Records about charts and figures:
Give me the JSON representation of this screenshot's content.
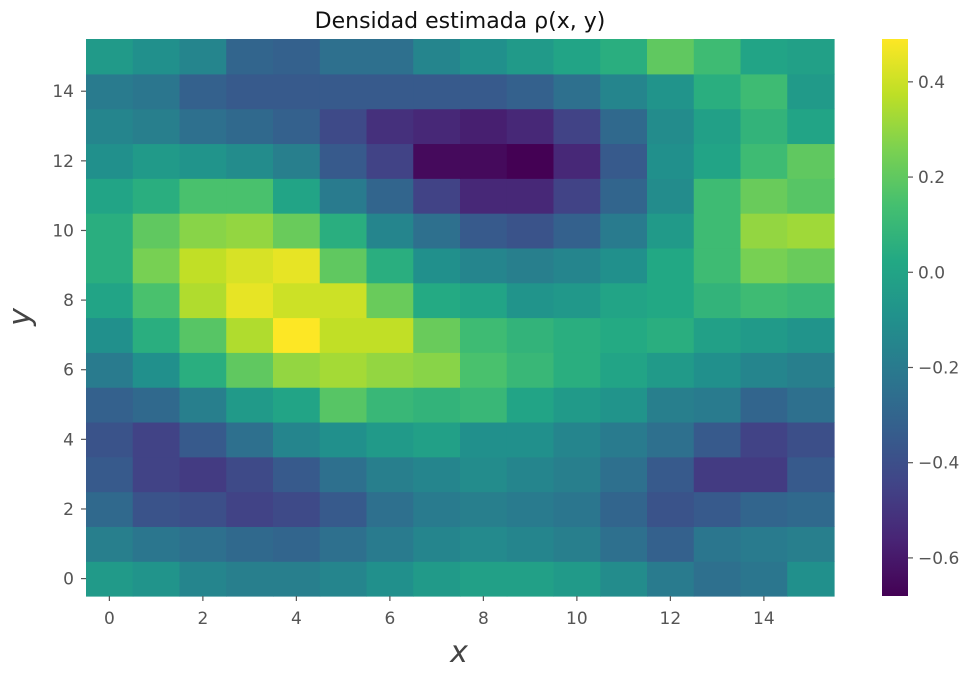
{
  "chart_data": {
    "type": "heatmap",
    "title": "Densidad estimada ρ(x, y)",
    "xlabel": "x",
    "ylabel": "y",
    "colormap": "viridis",
    "color_range": [
      -0.68,
      0.49
    ],
    "x_range": [
      -0.5,
      15.5
    ],
    "y_range": [
      -0.5,
      15.5
    ],
    "x_ticks": [
      0,
      2,
      4,
      6,
      8,
      10,
      12,
      14
    ],
    "y_ticks": [
      0,
      2,
      4,
      6,
      8,
      10,
      12,
      14
    ],
    "colorbar_ticks": [
      -0.6,
      -0.4,
      -0.2,
      0.0,
      0.2,
      0.4
    ],
    "colorbar_tick_labels": [
      "−0.6",
      "−0.4",
      "−0.2",
      "0.0",
      "0.2",
      "0.4"
    ],
    "grid": false,
    "values": [
      [
        -0.05,
        -0.08,
        -0.15,
        -0.18,
        -0.18,
        -0.15,
        -0.1,
        -0.05,
        -0.02,
        -0.02,
        -0.05,
        -0.12,
        -0.2,
        -0.25,
        -0.22,
        -0.1
      ],
      [
        -0.18,
        -0.22,
        -0.25,
        -0.28,
        -0.3,
        -0.25,
        -0.2,
        -0.15,
        -0.13,
        -0.15,
        -0.18,
        -0.25,
        -0.32,
        -0.22,
        -0.2,
        -0.18
      ],
      [
        -0.28,
        -0.38,
        -0.4,
        -0.45,
        -0.42,
        -0.35,
        -0.25,
        -0.2,
        -0.18,
        -0.2,
        -0.22,
        -0.3,
        -0.38,
        -0.35,
        -0.3,
        -0.28
      ],
      [
        -0.35,
        -0.45,
        -0.48,
        -0.42,
        -0.35,
        -0.25,
        -0.18,
        -0.15,
        -0.12,
        -0.15,
        -0.18,
        -0.25,
        -0.35,
        -0.48,
        -0.48,
        -0.35
      ],
      [
        -0.38,
        -0.45,
        -0.35,
        -0.25,
        -0.15,
        -0.1,
        -0.05,
        -0.02,
        -0.1,
        -0.1,
        -0.15,
        -0.2,
        -0.25,
        -0.35,
        -0.45,
        -0.4
      ],
      [
        -0.32,
        -0.28,
        -0.18,
        -0.05,
        0.0,
        0.18,
        0.1,
        0.08,
        0.1,
        0.0,
        -0.05,
        -0.08,
        -0.18,
        -0.2,
        -0.3,
        -0.25
      ],
      [
        -0.2,
        -0.1,
        0.05,
        0.2,
        0.3,
        0.33,
        0.3,
        0.28,
        0.15,
        0.1,
        0.05,
        0.0,
        -0.05,
        -0.1,
        -0.15,
        -0.18
      ],
      [
        -0.1,
        0.05,
        0.18,
        0.35,
        0.49,
        0.38,
        0.38,
        0.22,
        0.12,
        0.08,
        0.05,
        0.03,
        0.05,
        -0.02,
        -0.05,
        -0.08
      ],
      [
        0.0,
        0.15,
        0.35,
        0.45,
        0.4,
        0.4,
        0.22,
        0.03,
        0.0,
        -0.08,
        -0.06,
        0.0,
        0.02,
        0.08,
        0.12,
        0.1
      ],
      [
        0.05,
        0.25,
        0.38,
        0.42,
        0.45,
        0.2,
        0.05,
        -0.1,
        -0.15,
        -0.18,
        -0.15,
        -0.1,
        0.02,
        0.12,
        0.25,
        0.22
      ],
      [
        0.05,
        0.2,
        0.28,
        0.3,
        0.22,
        0.05,
        -0.15,
        -0.25,
        -0.35,
        -0.38,
        -0.32,
        -0.2,
        -0.05,
        0.12,
        0.3,
        0.32
      ],
      [
        0.0,
        0.05,
        0.15,
        0.15,
        0.0,
        -0.2,
        -0.3,
        -0.45,
        -0.55,
        -0.55,
        -0.45,
        -0.3,
        -0.12,
        0.12,
        0.22,
        0.18
      ],
      [
        -0.1,
        -0.05,
        -0.08,
        -0.12,
        -0.18,
        -0.35,
        -0.45,
        -0.65,
        -0.65,
        -0.68,
        -0.55,
        -0.35,
        -0.1,
        0.0,
        0.12,
        0.2
      ],
      [
        -0.15,
        -0.18,
        -0.25,
        -0.28,
        -0.32,
        -0.42,
        -0.52,
        -0.55,
        -0.58,
        -0.55,
        -0.45,
        -0.28,
        -0.12,
        -0.02,
        0.08,
        0.0
      ],
      [
        -0.2,
        -0.22,
        -0.32,
        -0.35,
        -0.35,
        -0.35,
        -0.35,
        -0.35,
        -0.35,
        -0.32,
        -0.25,
        -0.15,
        -0.08,
        0.05,
        0.12,
        -0.05
      ],
      [
        -0.05,
        -0.1,
        -0.15,
        -0.3,
        -0.32,
        -0.25,
        -0.25,
        -0.15,
        -0.1,
        -0.05,
        0.0,
        0.05,
        0.2,
        0.12,
        0.0,
        -0.02
      ]
    ]
  }
}
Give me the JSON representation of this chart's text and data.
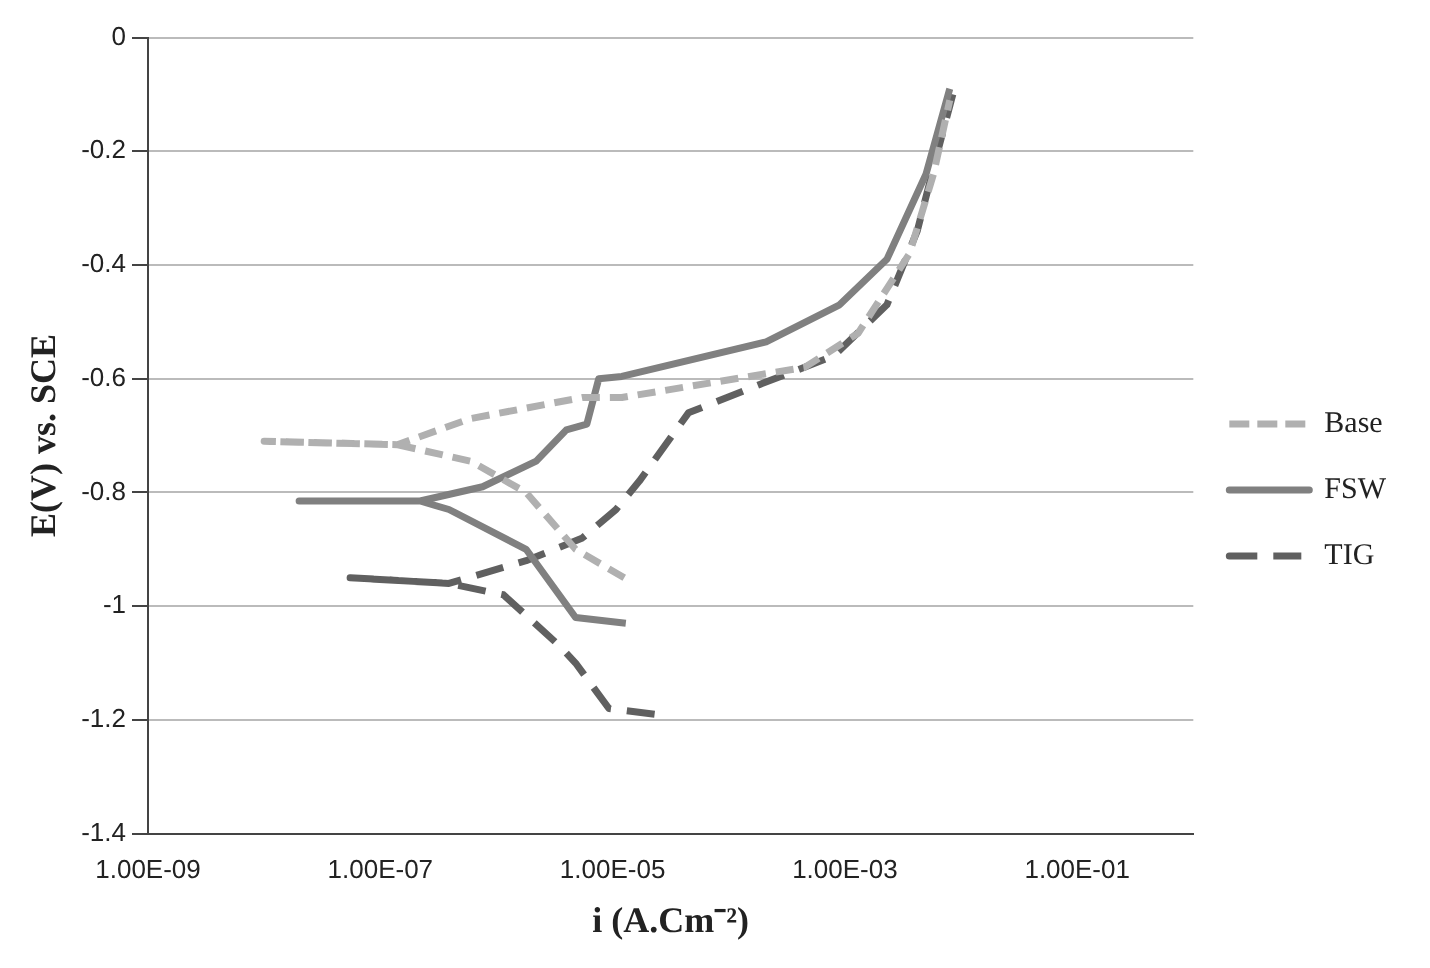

WHAT IS NEEDED: Scan the listing above. Gather each line that contains the word "Give".

RESULT:
Give me the JSON representation of this screenshot's content.
Give me the JSON representation of this chart's text and data.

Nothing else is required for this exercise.